======== Data for this task

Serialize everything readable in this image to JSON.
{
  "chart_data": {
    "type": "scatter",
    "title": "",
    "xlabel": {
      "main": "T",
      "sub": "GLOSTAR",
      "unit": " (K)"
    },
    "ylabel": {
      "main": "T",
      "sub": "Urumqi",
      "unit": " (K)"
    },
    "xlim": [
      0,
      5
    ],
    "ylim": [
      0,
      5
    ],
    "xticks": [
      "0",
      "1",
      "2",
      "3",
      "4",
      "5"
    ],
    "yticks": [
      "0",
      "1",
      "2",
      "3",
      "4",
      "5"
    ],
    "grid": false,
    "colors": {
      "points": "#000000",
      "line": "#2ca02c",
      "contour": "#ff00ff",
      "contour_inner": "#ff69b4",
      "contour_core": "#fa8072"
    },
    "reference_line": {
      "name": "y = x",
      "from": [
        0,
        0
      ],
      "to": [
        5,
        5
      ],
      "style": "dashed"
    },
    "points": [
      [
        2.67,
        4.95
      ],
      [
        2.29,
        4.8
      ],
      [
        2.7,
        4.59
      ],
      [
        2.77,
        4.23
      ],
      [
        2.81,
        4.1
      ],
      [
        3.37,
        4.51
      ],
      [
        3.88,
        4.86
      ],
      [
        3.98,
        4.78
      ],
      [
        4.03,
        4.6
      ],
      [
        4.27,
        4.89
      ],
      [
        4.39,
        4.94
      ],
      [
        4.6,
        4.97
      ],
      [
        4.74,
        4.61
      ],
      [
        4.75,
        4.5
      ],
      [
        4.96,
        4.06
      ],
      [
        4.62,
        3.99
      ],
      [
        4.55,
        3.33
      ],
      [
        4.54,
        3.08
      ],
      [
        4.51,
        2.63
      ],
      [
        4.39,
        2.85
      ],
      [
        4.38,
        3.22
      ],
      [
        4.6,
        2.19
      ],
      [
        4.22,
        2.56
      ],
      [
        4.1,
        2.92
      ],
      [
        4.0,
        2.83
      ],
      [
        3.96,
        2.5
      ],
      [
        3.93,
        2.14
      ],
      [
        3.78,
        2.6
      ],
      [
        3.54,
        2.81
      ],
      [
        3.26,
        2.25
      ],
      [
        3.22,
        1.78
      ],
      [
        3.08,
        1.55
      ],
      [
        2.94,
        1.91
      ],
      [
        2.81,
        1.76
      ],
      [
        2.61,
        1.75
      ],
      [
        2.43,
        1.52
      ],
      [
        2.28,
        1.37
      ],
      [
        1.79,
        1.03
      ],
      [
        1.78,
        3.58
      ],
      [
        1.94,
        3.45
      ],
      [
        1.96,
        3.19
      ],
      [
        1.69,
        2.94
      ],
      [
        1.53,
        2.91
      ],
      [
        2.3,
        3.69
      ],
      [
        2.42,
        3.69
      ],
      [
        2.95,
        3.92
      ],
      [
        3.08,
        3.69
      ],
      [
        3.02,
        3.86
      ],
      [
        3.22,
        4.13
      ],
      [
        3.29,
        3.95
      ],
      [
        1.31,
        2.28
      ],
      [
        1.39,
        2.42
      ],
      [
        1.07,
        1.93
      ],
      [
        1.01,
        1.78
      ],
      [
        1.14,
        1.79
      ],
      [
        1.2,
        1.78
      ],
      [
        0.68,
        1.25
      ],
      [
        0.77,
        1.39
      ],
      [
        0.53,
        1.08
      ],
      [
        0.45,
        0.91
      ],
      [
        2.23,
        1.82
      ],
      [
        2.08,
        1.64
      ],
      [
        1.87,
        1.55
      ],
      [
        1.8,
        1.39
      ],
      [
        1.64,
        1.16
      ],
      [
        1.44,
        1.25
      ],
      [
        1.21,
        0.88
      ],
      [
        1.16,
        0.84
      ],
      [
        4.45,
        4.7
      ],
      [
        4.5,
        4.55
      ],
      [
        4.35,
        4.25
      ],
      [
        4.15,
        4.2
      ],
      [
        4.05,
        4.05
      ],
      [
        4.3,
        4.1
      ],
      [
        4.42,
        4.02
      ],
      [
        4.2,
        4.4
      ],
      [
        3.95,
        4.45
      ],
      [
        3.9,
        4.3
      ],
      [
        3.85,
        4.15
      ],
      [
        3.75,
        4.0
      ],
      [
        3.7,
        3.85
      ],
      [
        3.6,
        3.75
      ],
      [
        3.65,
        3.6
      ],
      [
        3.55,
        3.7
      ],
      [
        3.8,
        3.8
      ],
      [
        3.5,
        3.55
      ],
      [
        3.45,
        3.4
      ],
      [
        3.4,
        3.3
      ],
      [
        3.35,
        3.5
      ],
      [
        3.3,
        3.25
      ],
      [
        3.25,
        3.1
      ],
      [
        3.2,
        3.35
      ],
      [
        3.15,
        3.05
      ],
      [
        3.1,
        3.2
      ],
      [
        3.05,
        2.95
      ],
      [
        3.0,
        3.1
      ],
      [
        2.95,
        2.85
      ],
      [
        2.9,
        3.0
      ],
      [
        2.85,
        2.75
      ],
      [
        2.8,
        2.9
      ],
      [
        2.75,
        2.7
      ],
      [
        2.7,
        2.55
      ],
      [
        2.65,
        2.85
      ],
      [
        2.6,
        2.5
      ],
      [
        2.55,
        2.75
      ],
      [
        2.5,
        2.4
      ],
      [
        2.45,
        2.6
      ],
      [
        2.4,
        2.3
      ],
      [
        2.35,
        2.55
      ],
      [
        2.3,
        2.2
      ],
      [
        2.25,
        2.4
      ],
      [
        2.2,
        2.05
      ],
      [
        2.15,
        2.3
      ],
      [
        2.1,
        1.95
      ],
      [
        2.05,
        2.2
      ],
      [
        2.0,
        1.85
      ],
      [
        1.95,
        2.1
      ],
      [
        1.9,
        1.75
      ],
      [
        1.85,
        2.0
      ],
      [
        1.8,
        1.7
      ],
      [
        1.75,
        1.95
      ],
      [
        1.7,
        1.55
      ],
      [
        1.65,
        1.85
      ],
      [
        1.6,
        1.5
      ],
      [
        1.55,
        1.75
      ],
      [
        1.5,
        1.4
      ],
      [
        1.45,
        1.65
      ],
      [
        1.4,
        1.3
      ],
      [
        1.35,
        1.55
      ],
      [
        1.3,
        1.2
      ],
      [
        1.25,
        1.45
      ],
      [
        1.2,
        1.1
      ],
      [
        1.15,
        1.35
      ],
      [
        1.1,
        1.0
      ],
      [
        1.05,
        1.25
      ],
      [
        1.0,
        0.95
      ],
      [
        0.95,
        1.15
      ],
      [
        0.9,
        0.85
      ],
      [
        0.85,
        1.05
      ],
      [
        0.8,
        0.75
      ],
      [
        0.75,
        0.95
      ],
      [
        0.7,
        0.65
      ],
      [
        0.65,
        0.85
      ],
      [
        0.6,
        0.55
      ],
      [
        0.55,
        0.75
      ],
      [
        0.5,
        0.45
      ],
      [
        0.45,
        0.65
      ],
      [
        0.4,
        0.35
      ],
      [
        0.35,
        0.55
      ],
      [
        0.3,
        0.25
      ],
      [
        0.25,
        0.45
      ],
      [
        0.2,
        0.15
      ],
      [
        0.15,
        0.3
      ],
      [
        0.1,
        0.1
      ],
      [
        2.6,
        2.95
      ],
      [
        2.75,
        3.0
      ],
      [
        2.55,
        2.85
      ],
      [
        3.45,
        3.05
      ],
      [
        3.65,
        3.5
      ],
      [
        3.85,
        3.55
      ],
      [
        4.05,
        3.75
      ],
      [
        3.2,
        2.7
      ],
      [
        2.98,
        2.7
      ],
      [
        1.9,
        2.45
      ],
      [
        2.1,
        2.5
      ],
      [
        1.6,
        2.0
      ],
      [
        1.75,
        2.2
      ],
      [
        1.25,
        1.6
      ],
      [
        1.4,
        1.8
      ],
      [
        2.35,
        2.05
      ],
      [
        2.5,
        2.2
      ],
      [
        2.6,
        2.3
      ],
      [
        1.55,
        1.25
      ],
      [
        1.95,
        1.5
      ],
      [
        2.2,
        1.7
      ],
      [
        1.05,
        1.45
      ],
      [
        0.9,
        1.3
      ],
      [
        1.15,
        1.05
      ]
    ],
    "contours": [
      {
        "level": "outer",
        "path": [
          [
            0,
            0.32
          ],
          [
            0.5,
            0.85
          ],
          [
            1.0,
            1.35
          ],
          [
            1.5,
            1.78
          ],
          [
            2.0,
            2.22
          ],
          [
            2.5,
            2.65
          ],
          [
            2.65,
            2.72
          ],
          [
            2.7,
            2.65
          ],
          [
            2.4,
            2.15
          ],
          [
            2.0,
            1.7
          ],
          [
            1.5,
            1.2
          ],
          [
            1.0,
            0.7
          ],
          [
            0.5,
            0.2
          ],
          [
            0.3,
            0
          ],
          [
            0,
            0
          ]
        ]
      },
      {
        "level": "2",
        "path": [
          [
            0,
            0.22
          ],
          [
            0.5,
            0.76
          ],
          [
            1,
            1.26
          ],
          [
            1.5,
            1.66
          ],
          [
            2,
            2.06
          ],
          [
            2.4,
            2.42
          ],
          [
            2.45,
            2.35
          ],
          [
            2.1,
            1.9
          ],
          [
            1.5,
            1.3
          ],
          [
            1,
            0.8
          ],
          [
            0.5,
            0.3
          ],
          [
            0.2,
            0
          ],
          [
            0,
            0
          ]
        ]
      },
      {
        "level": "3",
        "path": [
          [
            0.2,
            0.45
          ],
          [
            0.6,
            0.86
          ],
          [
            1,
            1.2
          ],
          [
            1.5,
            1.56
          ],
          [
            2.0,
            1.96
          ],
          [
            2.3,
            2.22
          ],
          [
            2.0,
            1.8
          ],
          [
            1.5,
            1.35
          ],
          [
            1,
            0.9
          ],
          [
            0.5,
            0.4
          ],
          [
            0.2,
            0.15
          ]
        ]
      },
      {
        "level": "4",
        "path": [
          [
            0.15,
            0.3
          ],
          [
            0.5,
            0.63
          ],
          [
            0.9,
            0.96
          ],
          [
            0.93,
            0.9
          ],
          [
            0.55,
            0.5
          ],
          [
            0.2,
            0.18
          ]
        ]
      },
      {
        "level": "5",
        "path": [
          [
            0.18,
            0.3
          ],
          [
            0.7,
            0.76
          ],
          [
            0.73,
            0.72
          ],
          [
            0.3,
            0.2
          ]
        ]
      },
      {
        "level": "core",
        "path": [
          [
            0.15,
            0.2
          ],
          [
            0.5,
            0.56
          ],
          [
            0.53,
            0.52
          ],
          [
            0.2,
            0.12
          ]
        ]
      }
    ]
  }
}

================

* Exercise requirements
Gather every line from the entries above where the word "level" appears, and copy them.

* Complete answer
        "level": "outer",
        "level": "2",
        "level": "3",
        "level": "4",
        "level": "5",
        "level": "core",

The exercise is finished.